= Task instructions =
Where a line holds the word "name", copy that line.

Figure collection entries

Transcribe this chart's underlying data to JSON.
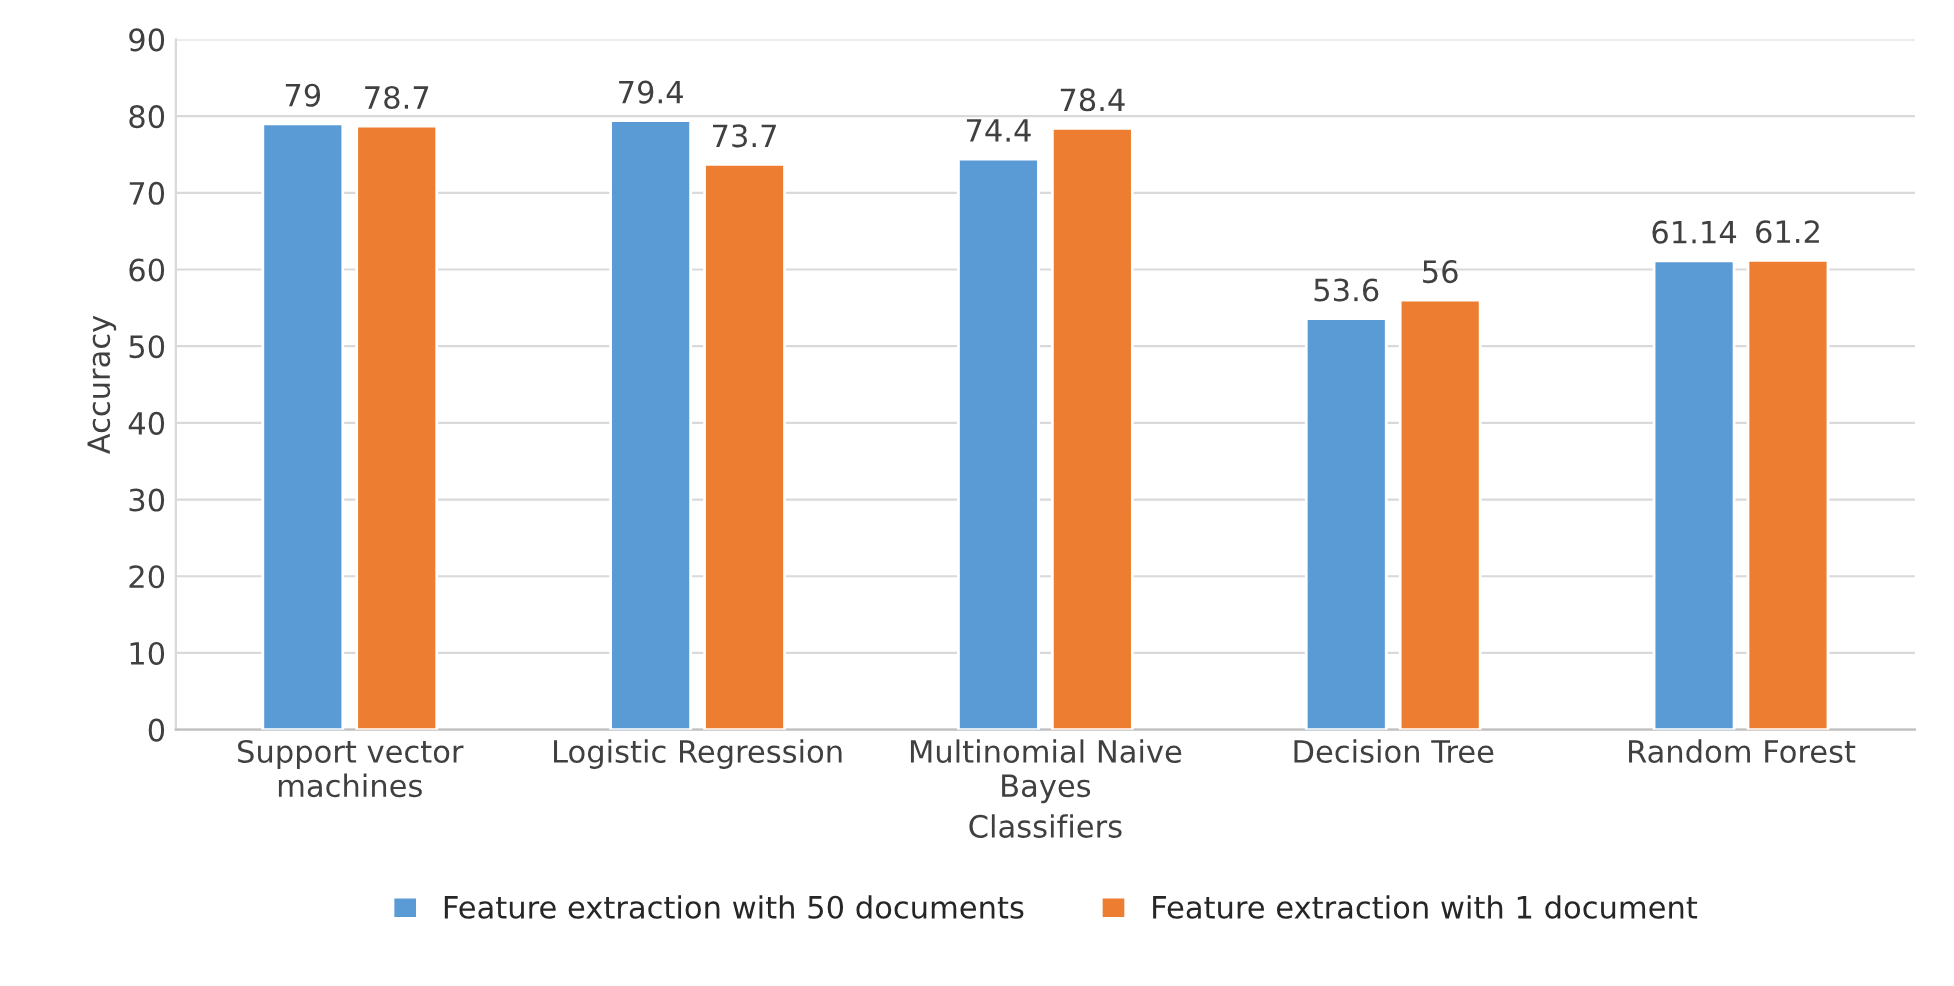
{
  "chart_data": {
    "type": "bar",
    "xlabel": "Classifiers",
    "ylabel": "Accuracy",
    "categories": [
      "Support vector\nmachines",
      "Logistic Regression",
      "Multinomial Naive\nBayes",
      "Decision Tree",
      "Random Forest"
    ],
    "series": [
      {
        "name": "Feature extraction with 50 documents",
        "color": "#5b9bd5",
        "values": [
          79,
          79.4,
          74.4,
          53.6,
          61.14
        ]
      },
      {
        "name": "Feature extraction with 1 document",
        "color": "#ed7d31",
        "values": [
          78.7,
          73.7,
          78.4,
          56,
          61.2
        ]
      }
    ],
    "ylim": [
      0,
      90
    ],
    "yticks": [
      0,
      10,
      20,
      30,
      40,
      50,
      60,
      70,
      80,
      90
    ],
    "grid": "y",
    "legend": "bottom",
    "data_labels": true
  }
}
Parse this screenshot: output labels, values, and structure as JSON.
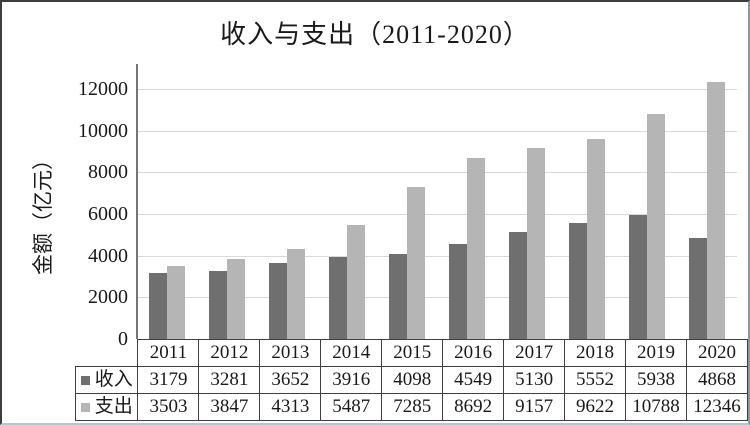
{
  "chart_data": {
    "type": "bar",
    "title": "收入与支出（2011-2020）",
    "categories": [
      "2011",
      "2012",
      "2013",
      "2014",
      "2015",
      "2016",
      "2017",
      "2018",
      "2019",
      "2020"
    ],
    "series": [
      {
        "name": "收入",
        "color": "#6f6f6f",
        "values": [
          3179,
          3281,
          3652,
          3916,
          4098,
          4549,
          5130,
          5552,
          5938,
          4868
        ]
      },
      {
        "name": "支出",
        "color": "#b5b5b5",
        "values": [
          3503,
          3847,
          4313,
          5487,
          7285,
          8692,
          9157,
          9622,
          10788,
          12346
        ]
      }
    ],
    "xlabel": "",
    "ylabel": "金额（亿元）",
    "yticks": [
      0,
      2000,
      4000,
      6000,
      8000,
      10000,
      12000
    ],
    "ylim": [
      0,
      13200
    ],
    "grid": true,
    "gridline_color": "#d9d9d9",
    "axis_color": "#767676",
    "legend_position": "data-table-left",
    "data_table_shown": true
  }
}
==
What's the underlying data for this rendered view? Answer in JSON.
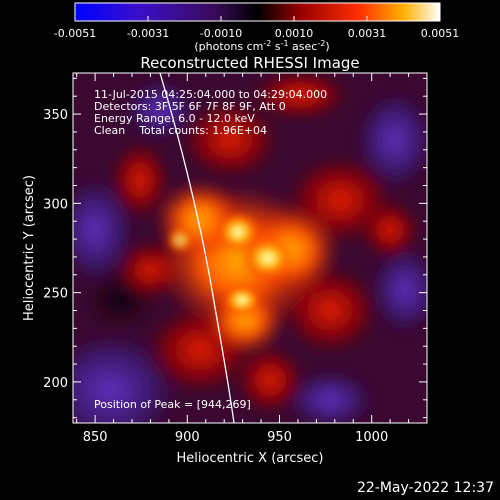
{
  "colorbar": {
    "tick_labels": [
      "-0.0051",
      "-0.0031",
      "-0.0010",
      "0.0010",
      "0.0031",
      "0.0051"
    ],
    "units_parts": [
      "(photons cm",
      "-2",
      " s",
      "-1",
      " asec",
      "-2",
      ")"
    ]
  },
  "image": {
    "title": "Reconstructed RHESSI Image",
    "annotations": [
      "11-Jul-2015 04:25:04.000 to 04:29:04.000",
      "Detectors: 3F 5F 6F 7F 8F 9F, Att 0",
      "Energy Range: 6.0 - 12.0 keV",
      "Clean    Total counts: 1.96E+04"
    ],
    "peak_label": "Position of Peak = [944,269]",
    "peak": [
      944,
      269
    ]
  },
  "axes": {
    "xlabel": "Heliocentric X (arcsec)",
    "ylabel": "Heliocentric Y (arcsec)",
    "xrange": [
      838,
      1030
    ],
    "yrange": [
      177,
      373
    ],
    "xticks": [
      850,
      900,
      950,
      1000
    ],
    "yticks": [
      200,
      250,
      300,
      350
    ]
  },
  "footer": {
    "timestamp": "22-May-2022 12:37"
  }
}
---
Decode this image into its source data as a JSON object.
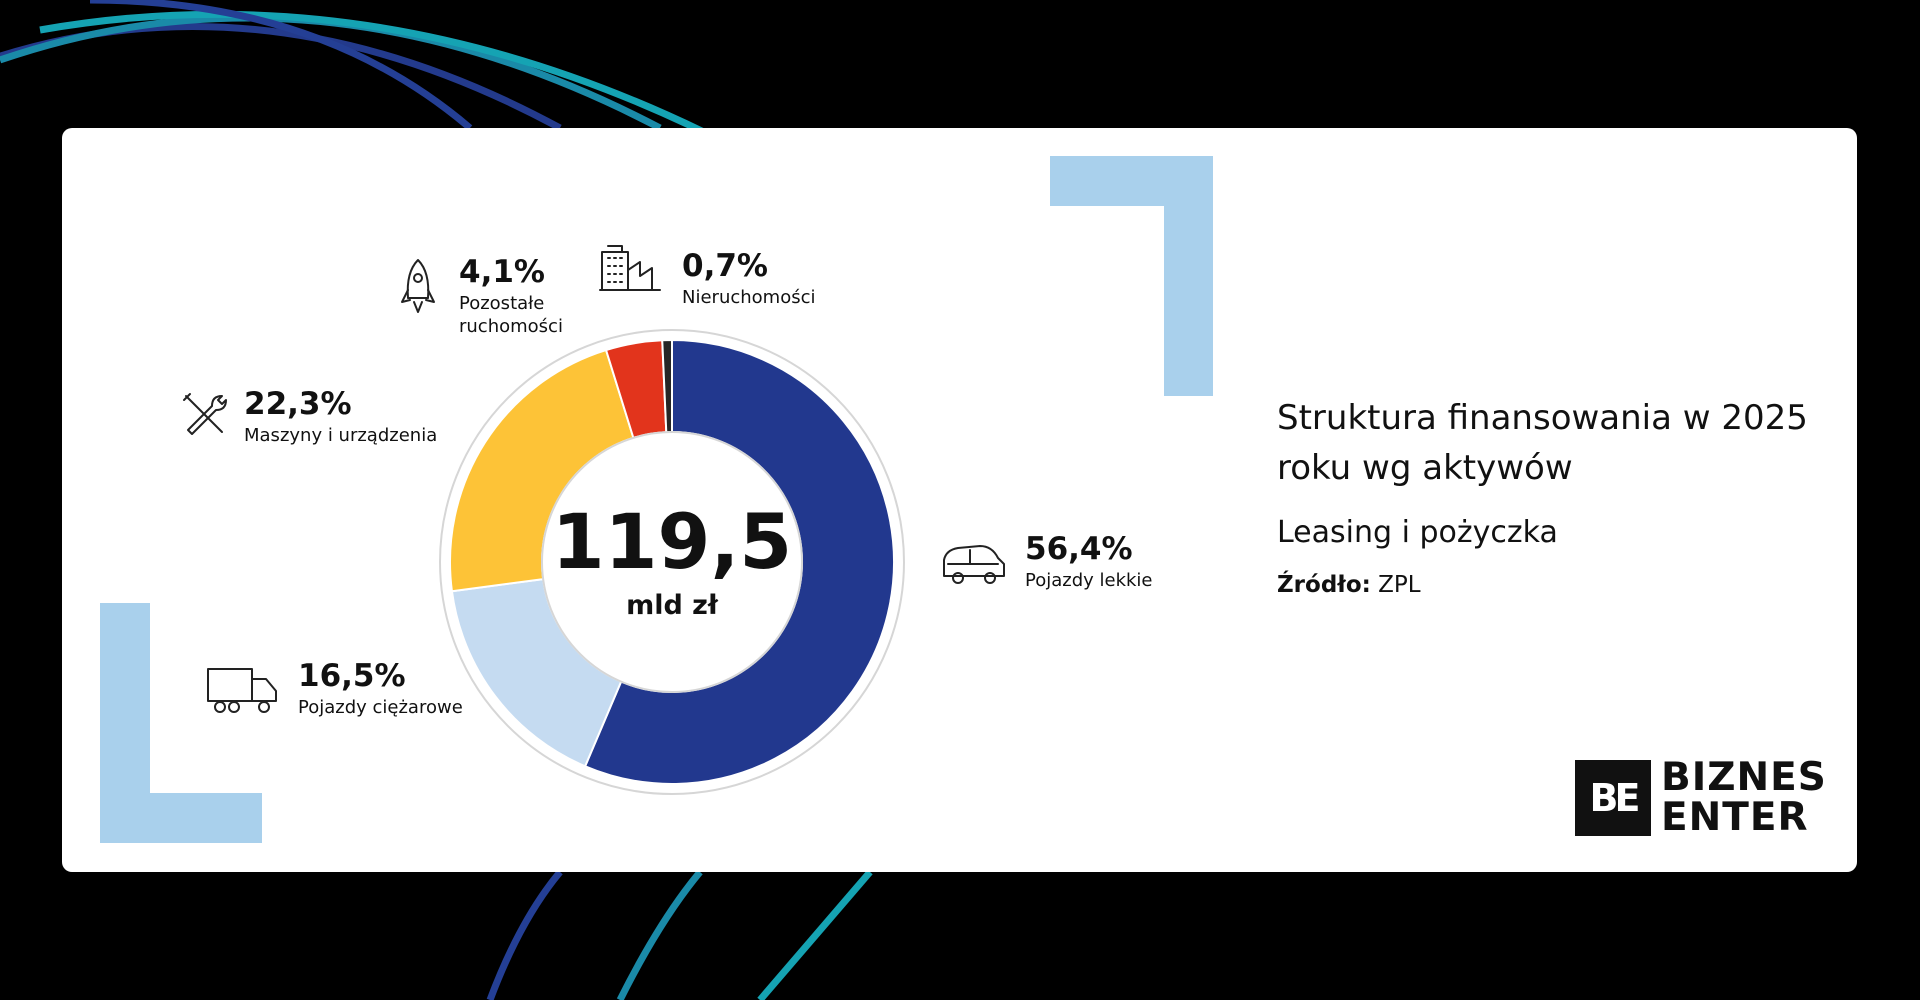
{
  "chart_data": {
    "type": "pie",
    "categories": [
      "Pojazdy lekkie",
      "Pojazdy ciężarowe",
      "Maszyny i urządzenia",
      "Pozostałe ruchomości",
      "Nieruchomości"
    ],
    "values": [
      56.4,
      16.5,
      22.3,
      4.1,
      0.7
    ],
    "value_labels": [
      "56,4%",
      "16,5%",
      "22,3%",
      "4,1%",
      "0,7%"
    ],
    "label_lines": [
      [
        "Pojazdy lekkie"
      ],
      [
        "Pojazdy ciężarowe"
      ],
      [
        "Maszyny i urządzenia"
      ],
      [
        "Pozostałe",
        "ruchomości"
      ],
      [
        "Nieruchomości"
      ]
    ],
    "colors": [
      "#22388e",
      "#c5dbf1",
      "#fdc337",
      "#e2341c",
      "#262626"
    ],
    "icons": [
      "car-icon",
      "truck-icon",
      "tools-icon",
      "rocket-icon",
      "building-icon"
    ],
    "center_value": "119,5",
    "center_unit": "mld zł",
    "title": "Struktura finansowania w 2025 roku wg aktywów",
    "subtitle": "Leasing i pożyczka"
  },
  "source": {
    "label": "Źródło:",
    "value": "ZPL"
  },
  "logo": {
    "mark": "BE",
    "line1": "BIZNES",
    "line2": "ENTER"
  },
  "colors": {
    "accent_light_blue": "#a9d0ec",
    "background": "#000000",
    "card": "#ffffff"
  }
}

= Solution below =
        "name": "Feature extraction with 50 documents",
        "name": "Feature extraction with 1 document",
        "name": "收入",
        "name": "支出",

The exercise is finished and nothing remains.